Task: Could you write out every record below exactly, leaving out any pictures?

##### Data provided

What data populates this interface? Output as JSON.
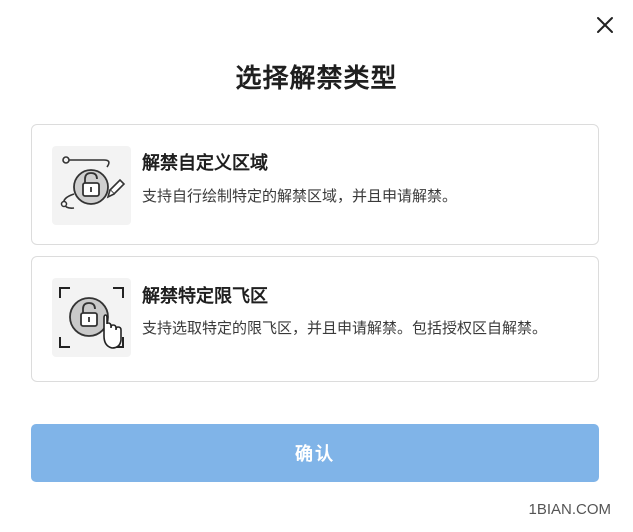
{
  "dialog": {
    "title": "选择解禁类型",
    "close_icon": "close-icon"
  },
  "options": [
    {
      "icon": "draw-area-unlock-icon",
      "title": "解禁自定义区域",
      "description": "支持自行绘制特定的解禁区域，并且申请解禁。"
    },
    {
      "icon": "select-zone-unlock-icon",
      "title": "解禁特定限飞区",
      "description": "支持选取特定的限飞区，并且申请解禁。包括授权区自解禁。"
    }
  ],
  "confirm_label": "确认",
  "watermark": "1BIAN.COM",
  "colors": {
    "primary_button": "#80b4e8",
    "card_border": "#dcdcdc",
    "icon_background": "#f3f3f3"
  }
}
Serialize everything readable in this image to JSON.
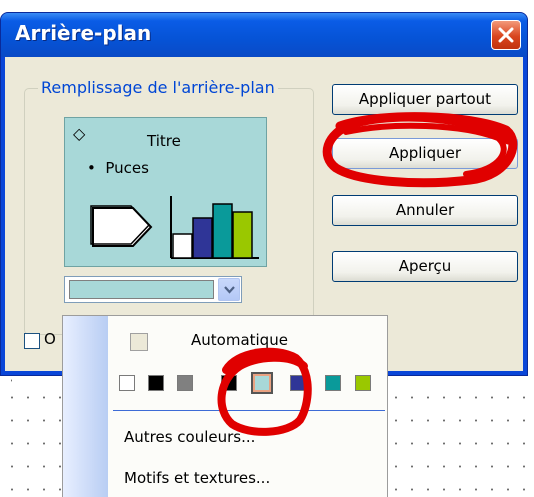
{
  "window": {
    "title": "Arrière-plan"
  },
  "group": {
    "legend": "Remplissage de l'arrière-plan"
  },
  "preview": {
    "title": "Titre",
    "bullet": "Puces"
  },
  "checkbox": {
    "label_partial": "O"
  },
  "buttons": {
    "apply_all": "Appliquer partout",
    "apply": "Appliquer",
    "cancel": "Annuler",
    "preview": "Aperçu"
  },
  "menu": {
    "automatic": "Automatique",
    "more_colors": "Autres couleurs...",
    "patterns": "Motifs et textures...",
    "swatches": [
      "#ffffff",
      "#000000",
      "#808080",
      "#000000",
      "#a8d8d8",
      "#2f3597",
      "#0a9a9a",
      "#9ac800"
    ],
    "selected_swatch": "#a8d8d8"
  },
  "colors": {
    "title_bar": "#0a5ce6",
    "preview_fill": "#a8d8d8",
    "annotation": "#e00000"
  }
}
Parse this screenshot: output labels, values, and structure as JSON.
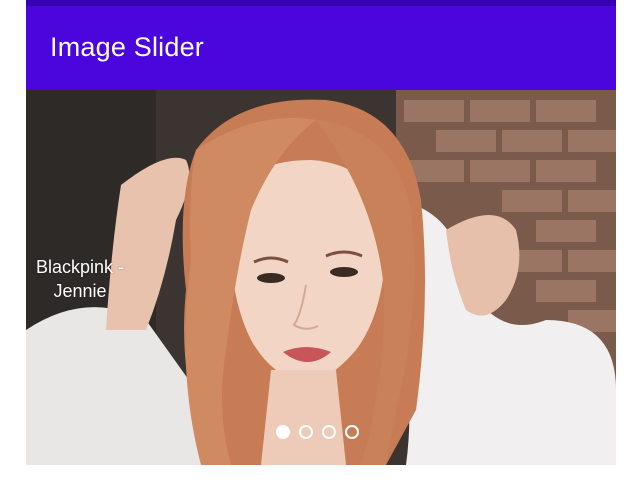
{
  "app_bar": {
    "title": "Image Slider",
    "color": "#4a06dd",
    "status_color": "#3700b3"
  },
  "slider": {
    "slides": [
      {
        "caption": "Blackpink - Jennie",
        "image": "portrait-photo"
      }
    ],
    "current_slide": 1,
    "slide_count": 4
  }
}
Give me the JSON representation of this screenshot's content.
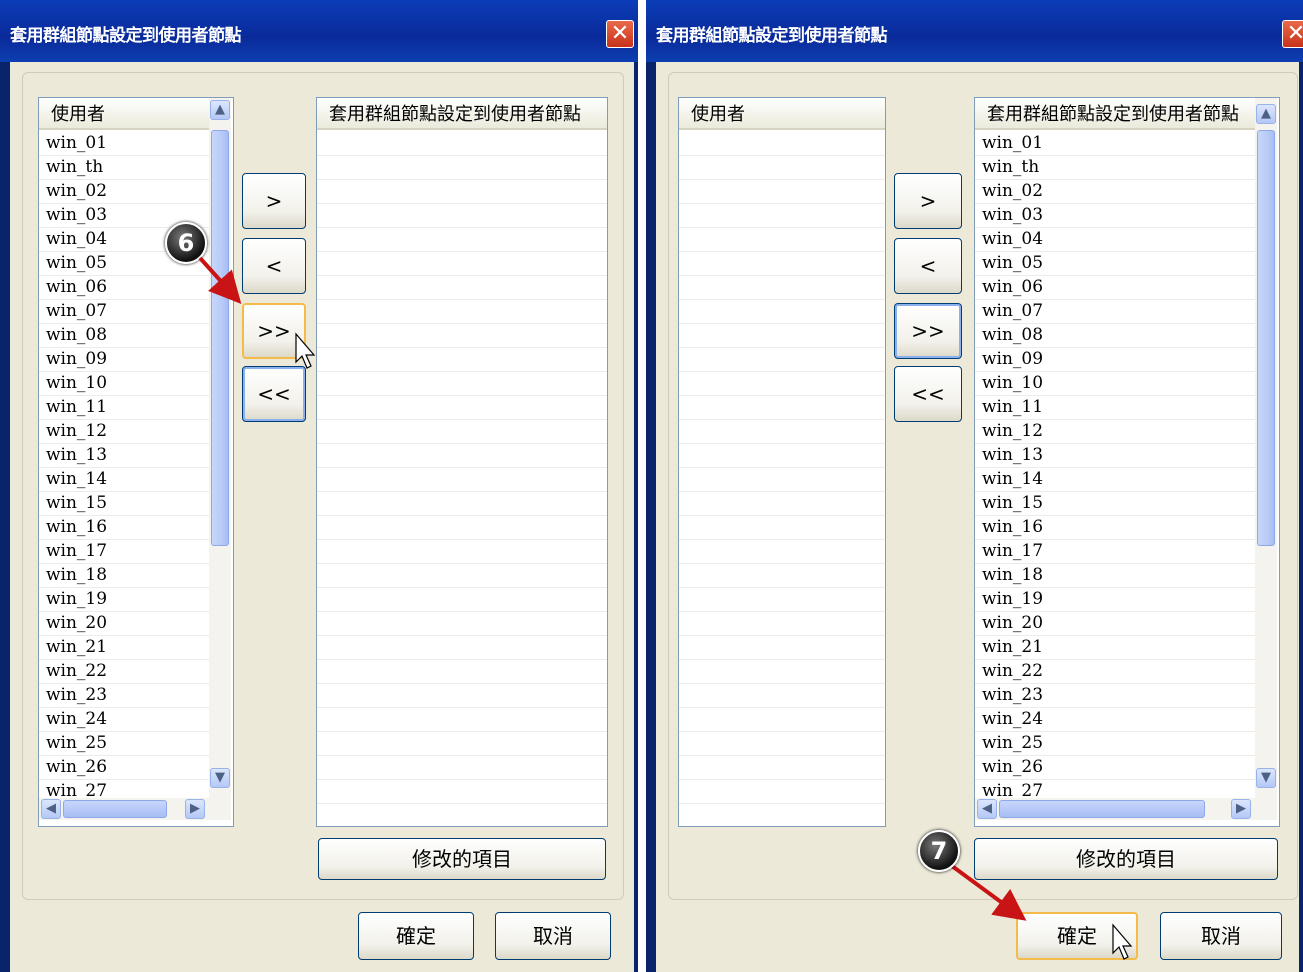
{
  "dialogs": [
    {
      "title": "套用群組節點設定到使用者節點",
      "close_glyph": "✕",
      "left_list_header": "使用者",
      "left_list_items": [
        "win_01",
        "win_th",
        "win_02",
        "win_03",
        "win_04",
        "win_05",
        "win_06",
        "win_07",
        "win_08",
        "win_09",
        "win_10",
        "win_11",
        "win_12",
        "win_13",
        "win_14",
        "win_15",
        "win_16",
        "win_17",
        "win_18",
        "win_19",
        "win_20",
        "win_21",
        "win_22",
        "win_23",
        "win_24",
        "win_25",
        "win_26",
        "win_27"
      ],
      "right_list_header": "套用群組節點設定到使用者節點",
      "right_list_items": [],
      "move_buttons": [
        ">",
        "<",
        ">>",
        "<<"
      ],
      "modified_items_label": "修改的項目",
      "ok_label": "確定",
      "cancel_label": "取消",
      "step_marker": "6"
    },
    {
      "title": "套用群組節點設定到使用者節點",
      "close_glyph": "✕",
      "left_list_header": "使用者",
      "left_list_items": [],
      "right_list_header": "套用群組節點設定到使用者節點",
      "right_list_items": [
        "win_01",
        "win_th",
        "win_02",
        "win_03",
        "win_04",
        "win_05",
        "win_06",
        "win_07",
        "win_08",
        "win_09",
        "win_10",
        "win_11",
        "win_12",
        "win_13",
        "win_14",
        "win_15",
        "win_16",
        "win_17",
        "win_18",
        "win_19",
        "win_20",
        "win_21",
        "win_22",
        "win_23",
        "win_24",
        "win_25",
        "win_26",
        "win_27"
      ],
      "move_buttons": [
        ">",
        "<",
        ">>",
        "<<"
      ],
      "modified_items_label": "修改的項目",
      "ok_label": "確定",
      "cancel_label": "取消",
      "step_marker": "7"
    }
  ],
  "scroll_glyphs": {
    "up": "▲",
    "down": "▼",
    "left": "◀",
    "right": "▶"
  },
  "colors": {
    "title_bar": "#0a2a9a",
    "dialog_bg": "#ece9d8",
    "hover_border": "#f5bb4a",
    "arrow_red": "#c81414"
  }
}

##########

Task output:
What data populates this interface? Output as JSON.
{
  "dialog": {
    "title": "选择解禁类型",
    "close_icon": "close-icon"
  },
  "options": [
    {
      "icon": "draw-area-unlock-icon",
      "title": "解禁自定义区域",
      "description": "支持自行绘制特定的解禁区域，并且申请解禁。"
    },
    {
      "icon": "select-zone-unlock-icon",
      "title": "解禁特定限飞区",
      "description": "支持选取特定的限飞区，并且申请解禁。包括授权区自解禁。"
    }
  ],
  "confirm_label": "确认",
  "watermark": "1BIAN.COM",
  "colors": {
    "primary_button": "#80b4e8",
    "card_border": "#dcdcdc",
    "icon_background": "#f3f3f3"
  }
}
Serialize everything readable in this image to JSON.
{
  "window": {
    "title": "Arrière-plan"
  },
  "group": {
    "legend": "Remplissage de l'arrière-plan"
  },
  "preview": {
    "title": "Titre",
    "bullet": "Puces"
  },
  "checkbox": {
    "label_partial": "O"
  },
  "buttons": {
    "apply_all": "Appliquer partout",
    "apply": "Appliquer",
    "cancel": "Annuler",
    "preview": "Aperçu"
  },
  "menu": {
    "automatic": "Automatique",
    "more_colors": "Autres couleurs...",
    "patterns": "Motifs et textures...",
    "swatches": [
      "#ffffff",
      "#000000",
      "#808080",
      "#000000",
      "#a8d8d8",
      "#2f3597",
      "#0a9a9a",
      "#9ac800"
    ],
    "selected_swatch": "#a8d8d8"
  },
  "colors": {
    "title_bar": "#0a5ce6",
    "preview_fill": "#a8d8d8",
    "annotation": "#e00000"
  }
}
Parse this screenshot: output labels, values, and structure as JSON.
{
  "app_bar": {
    "title": "Image Slider",
    "color": "#4a06dd",
    "status_color": "#3700b3"
  },
  "slider": {
    "slides": [
      {
        "caption": "Blackpink - Jennie",
        "image": "portrait-photo"
      }
    ],
    "current_slide": 1,
    "slide_count": 4
  }
}
Give me the JSON representation of this screenshot's content.
{
  "dialogs": [
    {
      "title": "套用群組節點設定到使用者節點",
      "close_glyph": "✕",
      "left_list_header": "使用者",
      "left_list_items": [
        "win_01",
        "win_th",
        "win_02",
        "win_03",
        "win_04",
        "win_05",
        "win_06",
        "win_07",
        "win_08",
        "win_09",
        "win_10",
        "win_11",
        "win_12",
        "win_13",
        "win_14",
        "win_15",
        "win_16",
        "win_17",
        "win_18",
        "win_19",
        "win_20",
        "win_21",
        "win_22",
        "win_23",
        "win_24",
        "win_25",
        "win_26",
        "win_27"
      ],
      "right_list_header": "套用群組節點設定到使用者節點",
      "right_list_items": [],
      "move_buttons": [
        ">",
        "<",
        ">>",
        "<<"
      ],
      "modified_items_label": "修改的項目",
      "ok_label": "確定",
      "cancel_label": "取消",
      "step_marker": "6"
    },
    {
      "title": "套用群組節點設定到使用者節點",
      "close_glyph": "✕",
      "left_list_header": "使用者",
      "left_list_items": [],
      "right_list_header": "套用群組節點設定到使用者節點",
      "right_list_items": [
        "win_01",
        "win_th",
        "win_02",
        "win_03",
        "win_04",
        "win_05",
        "win_06",
        "win_07",
        "win_08",
        "win_09",
        "win_10",
        "win_11",
        "win_12",
        "win_13",
        "win_14",
        "win_15",
        "win_16",
        "win_17",
        "win_18",
        "win_19",
        "win_20",
        "win_21",
        "win_22",
        "win_23",
        "win_24",
        "win_25",
        "win_26",
        "win_27"
      ],
      "move_buttons": [
        ">",
        "<",
        ">>",
        "<<"
      ],
      "modified_items_label": "修改的項目",
      "ok_label": "確定",
      "cancel_label": "取消",
      "step_marker": "7"
    }
  ],
  "scroll_glyphs": {
    "up": "▲",
    "down": "▼",
    "left": "◀",
    "right": "▶"
  },
  "colors": {
    "title_bar": "#0a2a9a",
    "dialog_bg": "#ece9d8",
    "hover_border": "#f5bb4a",
    "arrow_red": "#c81414"
  }
}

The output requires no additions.